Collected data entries

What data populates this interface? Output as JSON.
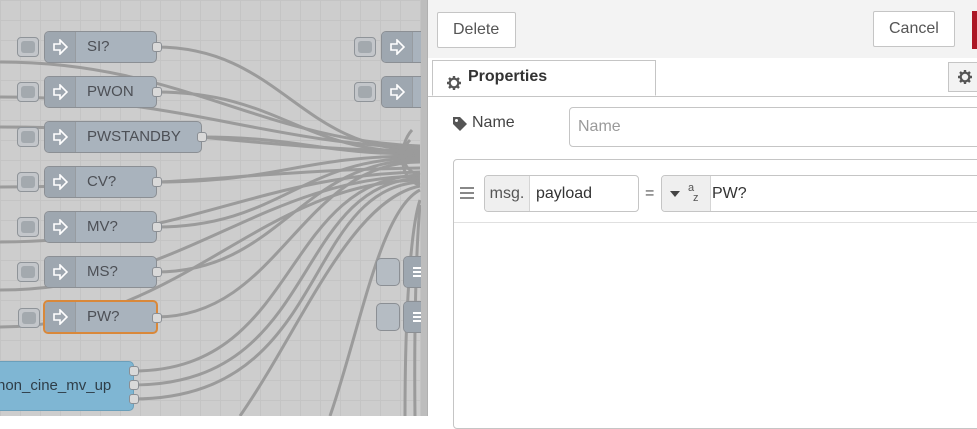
{
  "flow": {
    "nodes": [
      {
        "label": "SI?"
      },
      {
        "label": "PWON"
      },
      {
        "label": "PWSTANDBY"
      },
      {
        "label": "CV?"
      },
      {
        "label": "MV?"
      },
      {
        "label": "MS?"
      },
      {
        "label": "PW?",
        "selected": true
      }
    ],
    "mqtt_node_label": "non_cine_mv_up"
  },
  "toolbar": {
    "delete_label": "Delete",
    "cancel_label": "Cancel"
  },
  "tabs": {
    "properties_label": "Properties"
  },
  "form": {
    "name_label": "Name",
    "name_placeholder": "Name",
    "name_value": "",
    "rule": {
      "property_prefix": "msg.",
      "property_value": "payload",
      "operator": "=",
      "value_type_icon": "az",
      "value": "PW?"
    }
  },
  "colors": {
    "workspace_bg": "#cdcdcd",
    "node_fill": "#a9b3bd",
    "selected_outline": "#d9883a",
    "mqtt_node_fill": "#7fb6d3",
    "done_button": "#ad1625"
  }
}
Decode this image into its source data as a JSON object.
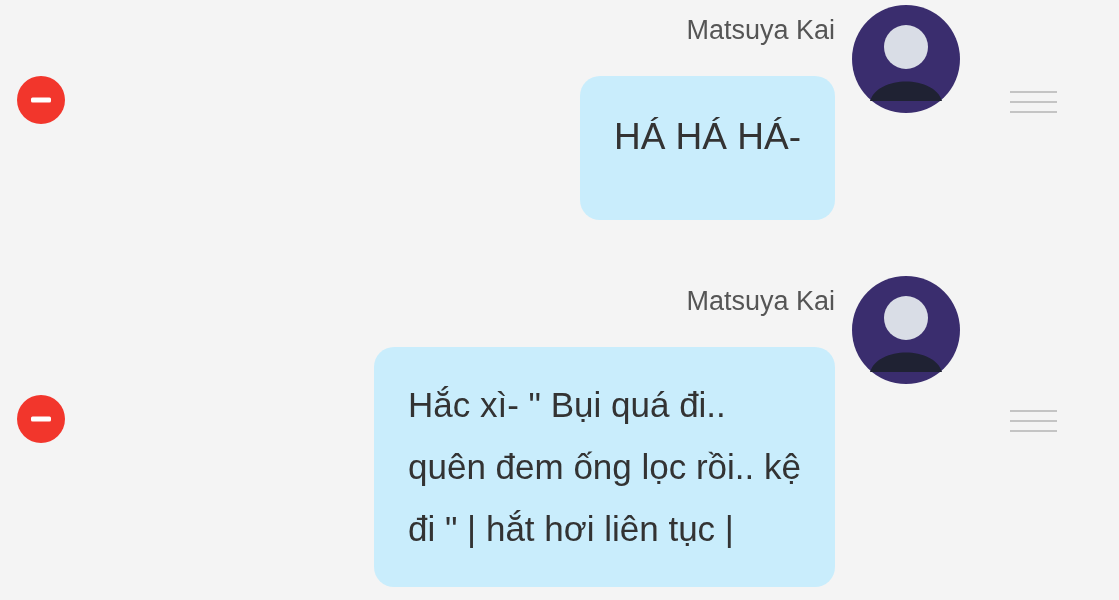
{
  "messages": [
    {
      "sender": "Matsuya Kai",
      "lines": [
        "HÁ HÁ HÁ-"
      ]
    },
    {
      "sender": "Matsuya Kai",
      "lines": [
        "Hắc xì- \" Bụi quá đi..",
        "quên đem ống lọc rồi.. kệ",
        "đi \" | hắt hơi liên tục |"
      ]
    }
  ]
}
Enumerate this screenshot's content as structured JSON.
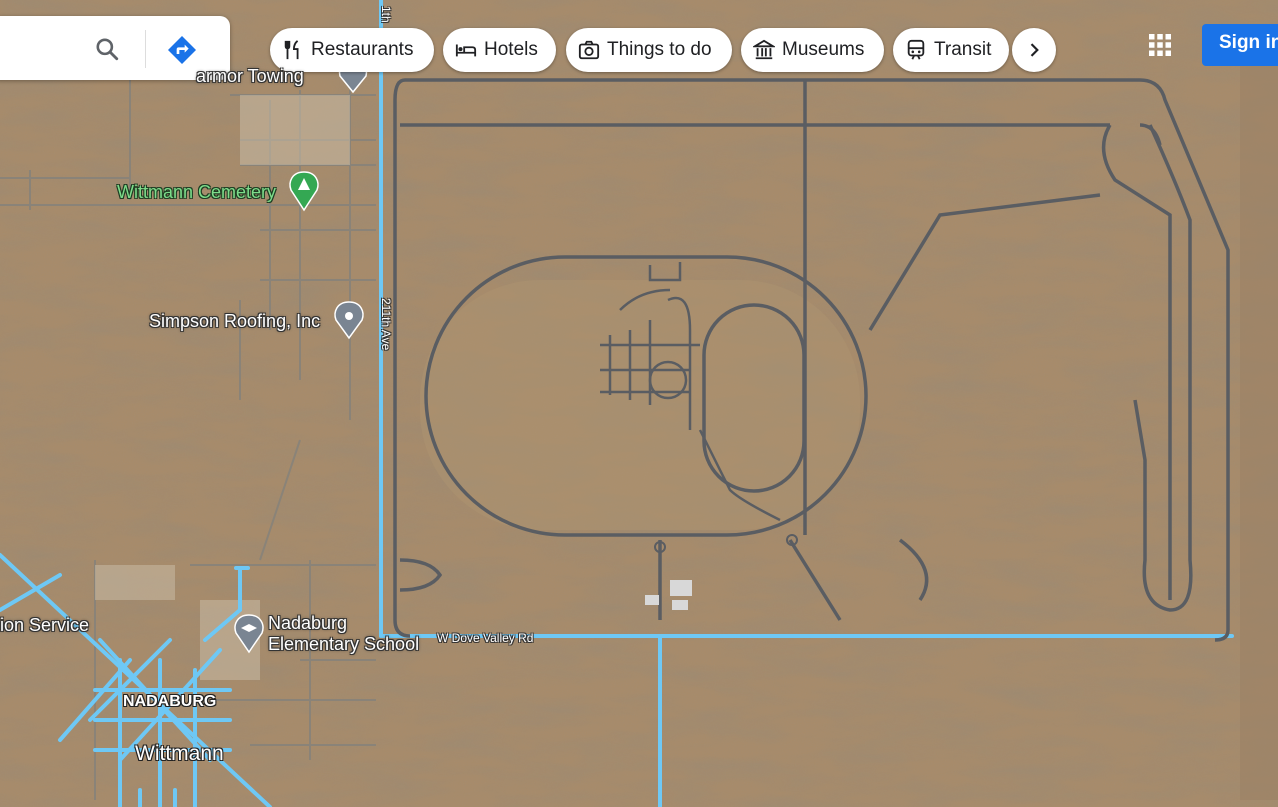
{
  "search": {
    "search_icon": "search-icon",
    "directions_icon": "directions-icon"
  },
  "chips": [
    {
      "label": "Restaurants",
      "icon": "fork-knife-icon"
    },
    {
      "label": "Hotels",
      "icon": "bed-icon"
    },
    {
      "label": "Things to do",
      "icon": "camera-icon"
    },
    {
      "label": "Museums",
      "icon": "museum-icon"
    },
    {
      "label": "Transit",
      "icon": "train-icon"
    }
  ],
  "more_icon": "chevron-right-icon",
  "apps_icon": "apps-grid-icon",
  "sign_in": "Sign in",
  "places": {
    "towing": "armor Towing",
    "cemetery": "Wittmann Cemetery",
    "roofing": "Simpson Roofing, Inc",
    "school_line1": "Nadaburg",
    "school_line2": "Elementary School",
    "service": "ion Service",
    "nadaburg": "NADABURG",
    "wittmann": "Wittmann"
  },
  "roads": {
    "ave_top": "1th",
    "ave": "211th Ave",
    "dove_valley": "W Dove Valley Rd"
  },
  "colors": {
    "accent": "#1a73e8",
    "highlight_road": "#6ec8f5",
    "terrain": "#a88a68",
    "track": "#5a5d62"
  }
}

TASK GOAL: Without the pictures, restate all the entries above exactly.

RESULT:
What data populates this interface? Output as JSON.
{
  "flow": {
    "nodes": [
      {
        "label": "SI?"
      },
      {
        "label": "PWON"
      },
      {
        "label": "PWSTANDBY"
      },
      {
        "label": "CV?"
      },
      {
        "label": "MV?"
      },
      {
        "label": "MS?"
      },
      {
        "label": "PW?",
        "selected": true
      }
    ],
    "mqtt_node_label": "non_cine_mv_up"
  },
  "toolbar": {
    "delete_label": "Delete",
    "cancel_label": "Cancel"
  },
  "tabs": {
    "properties_label": "Properties"
  },
  "form": {
    "name_label": "Name",
    "name_placeholder": "Name",
    "name_value": "",
    "rule": {
      "property_prefix": "msg.",
      "property_value": "payload",
      "operator": "=",
      "value_type_icon": "az",
      "value": "PW?"
    }
  },
  "colors": {
    "workspace_bg": "#cdcdcd",
    "node_fill": "#a9b3bd",
    "selected_outline": "#d9883a",
    "mqtt_node_fill": "#7fb6d3",
    "done_button": "#ad1625"
  }
}
Decode this image into its source data as a JSON object.
{
  "messages": [
    {
      "sender": "Matsuya Kai",
      "lines": [
        "HÁ HÁ HÁ-"
      ]
    },
    {
      "sender": "Matsuya Kai",
      "lines": [
        "Hắc xì- \" Bụi quá đi..",
        "quên đem ống lọc rồi.. kệ",
        "đi \" | hắt hơi liên tục |"
      ]
    }
  ]
}
Enumerate this screenshot's content as structured JSON.
{
  "search": {
    "search_icon": "search-icon",
    "directions_icon": "directions-icon"
  },
  "chips": [
    {
      "label": "Restaurants",
      "icon": "fork-knife-icon"
    },
    {
      "label": "Hotels",
      "icon": "bed-icon"
    },
    {
      "label": "Things to do",
      "icon": "camera-icon"
    },
    {
      "label": "Museums",
      "icon": "museum-icon"
    },
    {
      "label": "Transit",
      "icon": "train-icon"
    }
  ],
  "more_icon": "chevron-right-icon",
  "apps_icon": "apps-grid-icon",
  "sign_in": "Sign in",
  "places": {
    "towing": "armor Towing",
    "cemetery": "Wittmann Cemetery",
    "roofing": "Simpson Roofing, Inc",
    "school_line1": "Nadaburg",
    "school_line2": "Elementary School",
    "service": "ion Service",
    "nadaburg": "NADABURG",
    "wittmann": "Wittmann"
  },
  "roads": {
    "ave_top": "1th",
    "ave": "211th Ave",
    "dove_valley": "W Dove Valley Rd"
  },
  "colors": {
    "accent": "#1a73e8",
    "highlight_road": "#6ec8f5",
    "terrain": "#a88a68",
    "track": "#5a5d62"
  }
}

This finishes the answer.